Records from a dataset:
################

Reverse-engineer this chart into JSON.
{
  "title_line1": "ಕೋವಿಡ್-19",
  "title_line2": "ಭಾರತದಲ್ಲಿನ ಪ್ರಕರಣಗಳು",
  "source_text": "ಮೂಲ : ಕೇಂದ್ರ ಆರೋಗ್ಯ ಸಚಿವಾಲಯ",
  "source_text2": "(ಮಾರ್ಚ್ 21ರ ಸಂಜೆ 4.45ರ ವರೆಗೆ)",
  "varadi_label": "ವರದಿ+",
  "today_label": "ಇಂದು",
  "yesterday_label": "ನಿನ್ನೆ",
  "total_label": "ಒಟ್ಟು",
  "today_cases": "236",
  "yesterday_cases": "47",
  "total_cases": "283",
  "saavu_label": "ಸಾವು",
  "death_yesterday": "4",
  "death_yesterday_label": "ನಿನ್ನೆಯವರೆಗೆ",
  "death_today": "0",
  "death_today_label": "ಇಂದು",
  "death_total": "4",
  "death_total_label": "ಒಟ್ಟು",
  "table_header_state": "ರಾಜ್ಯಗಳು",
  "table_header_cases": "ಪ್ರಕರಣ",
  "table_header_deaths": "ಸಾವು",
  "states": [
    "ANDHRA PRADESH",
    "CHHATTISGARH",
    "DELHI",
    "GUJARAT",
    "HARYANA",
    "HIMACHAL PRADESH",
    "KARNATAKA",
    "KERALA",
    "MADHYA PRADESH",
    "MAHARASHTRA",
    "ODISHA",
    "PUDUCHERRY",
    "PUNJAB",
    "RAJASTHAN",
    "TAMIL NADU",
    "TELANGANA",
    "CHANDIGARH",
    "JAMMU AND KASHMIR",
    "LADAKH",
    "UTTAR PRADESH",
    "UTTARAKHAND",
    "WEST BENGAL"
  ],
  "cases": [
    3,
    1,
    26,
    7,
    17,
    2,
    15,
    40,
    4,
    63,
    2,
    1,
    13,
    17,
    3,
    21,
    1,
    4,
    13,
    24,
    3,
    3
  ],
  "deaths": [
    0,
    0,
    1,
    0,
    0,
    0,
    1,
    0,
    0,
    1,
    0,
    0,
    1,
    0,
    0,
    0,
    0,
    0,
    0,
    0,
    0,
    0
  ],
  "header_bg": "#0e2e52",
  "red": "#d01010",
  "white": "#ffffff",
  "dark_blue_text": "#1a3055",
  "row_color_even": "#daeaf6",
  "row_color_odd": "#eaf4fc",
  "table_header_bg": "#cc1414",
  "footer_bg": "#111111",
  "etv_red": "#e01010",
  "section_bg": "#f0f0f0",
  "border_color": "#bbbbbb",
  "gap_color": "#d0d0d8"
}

################

REQUEST:
Restate each of the entries above verbatim.

WRITTEN RESPONSE:
Reverse-engineer this chart into JSON.
{
  "title_line1": "ಕೋವಿಡ್-19",
  "title_line2": "ಭಾರತದಲ್ಲಿನ ಪ್ರಕರಣಗಳು",
  "source_text": "ಮೂಲ : ಕೇಂದ್ರ ಆರೋಗ್ಯ ಸಚಿವಾಲಯ",
  "source_text2": "(ಮಾರ್ಚ್ 21ರ ಸಂಜೆ 4.45ರ ವರೆಗೆ)",
  "varadi_label": "ವರದಿ+",
  "today_label": "ಇಂದು",
  "yesterday_label": "ನಿನ್ನೆ",
  "total_label": "ಒಟ್ಟು",
  "today_cases": "236",
  "yesterday_cases": "47",
  "total_cases": "283",
  "saavu_label": "ಸಾವು",
  "death_yesterday": "4",
  "death_yesterday_label": "ನಿನ್ನೆಯವರೆಗೆ",
  "death_today": "0",
  "death_today_label": "ಇಂದು",
  "death_total": "4",
  "death_total_label": "ಒಟ್ಟು",
  "table_header_state": "ರಾಜ್ಯಗಳು",
  "table_header_cases": "ಪ್ರಕರಣ",
  "table_header_deaths": "ಸಾವು",
  "states": [
    "ANDHRA PRADESH",
    "CHHATTISGARH",
    "DELHI",
    "GUJARAT",
    "HARYANA",
    "HIMACHAL PRADESH",
    "KARNATAKA",
    "KERALA",
    "MADHYA PRADESH",
    "MAHARASHTRA",
    "ODISHA",
    "PUDUCHERRY",
    "PUNJAB",
    "RAJASTHAN",
    "TAMIL NADU",
    "TELANGANA",
    "CHANDIGARH",
    "JAMMU AND KASHMIR",
    "LADAKH",
    "UTTAR PRADESH",
    "UTTARAKHAND",
    "WEST BENGAL"
  ],
  "cases": [
    3,
    1,
    26,
    7,
    17,
    2,
    15,
    40,
    4,
    63,
    2,
    1,
    13,
    17,
    3,
    21,
    1,
    4,
    13,
    24,
    3,
    3
  ],
  "deaths": [
    0,
    0,
    1,
    0,
    0,
    0,
    1,
    0,
    0,
    1,
    0,
    0,
    1,
    0,
    0,
    0,
    0,
    0,
    0,
    0,
    0,
    0
  ],
  "header_bg": "#0e2e52",
  "red": "#d01010",
  "white": "#ffffff",
  "dark_blue_text": "#1a3055",
  "row_color_even": "#daeaf6",
  "row_color_odd": "#eaf4fc",
  "table_header_bg": "#cc1414",
  "footer_bg": "#111111",
  "etv_red": "#e01010",
  "section_bg": "#f0f0f0",
  "border_color": "#bbbbbb",
  "gap_color": "#d0d0d8"
}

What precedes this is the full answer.